• _Instructions for the task_: The required output is the line containing "Serialize everything readable" through the final line of the material below, printed exactly, with no other lines.

(Data records)
===============
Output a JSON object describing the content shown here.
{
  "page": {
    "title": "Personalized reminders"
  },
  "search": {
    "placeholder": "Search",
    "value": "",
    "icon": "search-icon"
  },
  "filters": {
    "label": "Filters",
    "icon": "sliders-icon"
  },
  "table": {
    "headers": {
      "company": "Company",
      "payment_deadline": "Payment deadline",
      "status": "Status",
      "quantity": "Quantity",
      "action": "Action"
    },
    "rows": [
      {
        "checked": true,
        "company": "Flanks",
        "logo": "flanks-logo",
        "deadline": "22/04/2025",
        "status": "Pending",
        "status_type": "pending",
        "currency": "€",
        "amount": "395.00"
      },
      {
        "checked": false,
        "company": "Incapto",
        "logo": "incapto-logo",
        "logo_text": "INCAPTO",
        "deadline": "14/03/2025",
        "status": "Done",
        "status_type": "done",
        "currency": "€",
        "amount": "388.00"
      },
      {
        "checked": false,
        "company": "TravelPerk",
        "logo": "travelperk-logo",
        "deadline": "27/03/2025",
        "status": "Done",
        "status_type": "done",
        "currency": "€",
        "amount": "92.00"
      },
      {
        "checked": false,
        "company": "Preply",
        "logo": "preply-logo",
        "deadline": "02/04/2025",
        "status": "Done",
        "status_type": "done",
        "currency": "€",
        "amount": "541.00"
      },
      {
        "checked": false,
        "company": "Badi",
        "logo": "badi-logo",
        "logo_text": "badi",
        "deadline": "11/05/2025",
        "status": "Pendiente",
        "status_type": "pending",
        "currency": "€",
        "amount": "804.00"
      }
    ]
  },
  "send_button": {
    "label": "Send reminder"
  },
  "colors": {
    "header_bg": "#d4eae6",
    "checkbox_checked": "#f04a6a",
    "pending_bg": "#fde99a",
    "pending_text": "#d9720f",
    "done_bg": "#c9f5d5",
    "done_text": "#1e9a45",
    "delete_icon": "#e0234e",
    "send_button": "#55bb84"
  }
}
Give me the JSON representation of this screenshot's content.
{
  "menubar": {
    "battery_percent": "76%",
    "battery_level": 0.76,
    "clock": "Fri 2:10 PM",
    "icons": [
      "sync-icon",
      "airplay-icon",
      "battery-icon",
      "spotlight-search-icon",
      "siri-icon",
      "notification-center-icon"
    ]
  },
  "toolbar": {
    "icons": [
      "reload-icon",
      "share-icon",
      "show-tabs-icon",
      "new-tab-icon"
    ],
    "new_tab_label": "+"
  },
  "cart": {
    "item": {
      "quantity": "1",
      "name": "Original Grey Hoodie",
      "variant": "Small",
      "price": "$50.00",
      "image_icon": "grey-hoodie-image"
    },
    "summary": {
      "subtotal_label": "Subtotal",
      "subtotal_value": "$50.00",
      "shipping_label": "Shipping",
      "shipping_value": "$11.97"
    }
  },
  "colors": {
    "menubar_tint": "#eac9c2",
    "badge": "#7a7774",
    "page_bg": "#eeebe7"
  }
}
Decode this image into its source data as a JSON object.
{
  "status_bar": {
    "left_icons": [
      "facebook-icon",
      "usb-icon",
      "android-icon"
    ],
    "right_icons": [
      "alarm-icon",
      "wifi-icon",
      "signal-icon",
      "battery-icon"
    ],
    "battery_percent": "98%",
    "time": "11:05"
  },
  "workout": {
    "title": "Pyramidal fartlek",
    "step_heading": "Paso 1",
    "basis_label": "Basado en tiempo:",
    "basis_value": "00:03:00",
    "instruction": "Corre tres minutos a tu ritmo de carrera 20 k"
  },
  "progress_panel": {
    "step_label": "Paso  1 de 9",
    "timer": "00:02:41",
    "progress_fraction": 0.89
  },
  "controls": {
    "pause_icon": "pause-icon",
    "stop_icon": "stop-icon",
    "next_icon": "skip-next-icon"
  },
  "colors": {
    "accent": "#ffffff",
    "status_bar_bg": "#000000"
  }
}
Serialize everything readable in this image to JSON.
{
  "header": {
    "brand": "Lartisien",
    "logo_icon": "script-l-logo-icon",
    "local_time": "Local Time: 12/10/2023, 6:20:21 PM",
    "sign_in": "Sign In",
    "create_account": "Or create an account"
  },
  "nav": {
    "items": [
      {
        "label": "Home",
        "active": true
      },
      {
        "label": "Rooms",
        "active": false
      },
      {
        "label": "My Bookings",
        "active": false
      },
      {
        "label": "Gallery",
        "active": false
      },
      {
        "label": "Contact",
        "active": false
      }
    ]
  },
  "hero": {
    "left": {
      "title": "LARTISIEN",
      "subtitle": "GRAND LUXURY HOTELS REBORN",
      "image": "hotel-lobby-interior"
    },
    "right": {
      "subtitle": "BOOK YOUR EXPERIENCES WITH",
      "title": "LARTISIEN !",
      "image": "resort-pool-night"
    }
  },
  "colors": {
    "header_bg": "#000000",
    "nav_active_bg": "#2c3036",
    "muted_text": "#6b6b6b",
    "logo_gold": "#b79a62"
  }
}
===============
• _Solution for this problem_:
Serialize everything readable in this image to JSON.
{
  "header": {
    "brand": "Lartisien",
    "logo_icon": "script-l-logo-icon",
    "local_time": "Local Time: 12/10/2023, 6:20:21 PM",
    "sign_in": "Sign In",
    "create_account": "Or create an account"
  },
  "nav": {
    "items": [
      {
        "label": "Home",
        "active": true
      },
      {
        "label": "Rooms",
        "active": false
      },
      {
        "label": "My Bookings",
        "active": false
      },
      {
        "label": "Gallery",
        "active": false
      },
      {
        "label": "Contact",
        "active": false
      }
    ]
  },
  "hero": {
    "left": {
      "title": "LARTISIEN",
      "subtitle": "GRAND LUXURY HOTELS REBORN",
      "image": "hotel-lobby-interior"
    },
    "right": {
      "subtitle": "BOOK YOUR EXPERIENCES WITH",
      "title": "LARTISIEN !",
      "image": "resort-pool-night"
    }
  },
  "colors": {
    "header_bg": "#000000",
    "nav_active_bg": "#2c3036",
    "muted_text": "#6b6b6b",
    "logo_gold": "#b79a62"
  }
}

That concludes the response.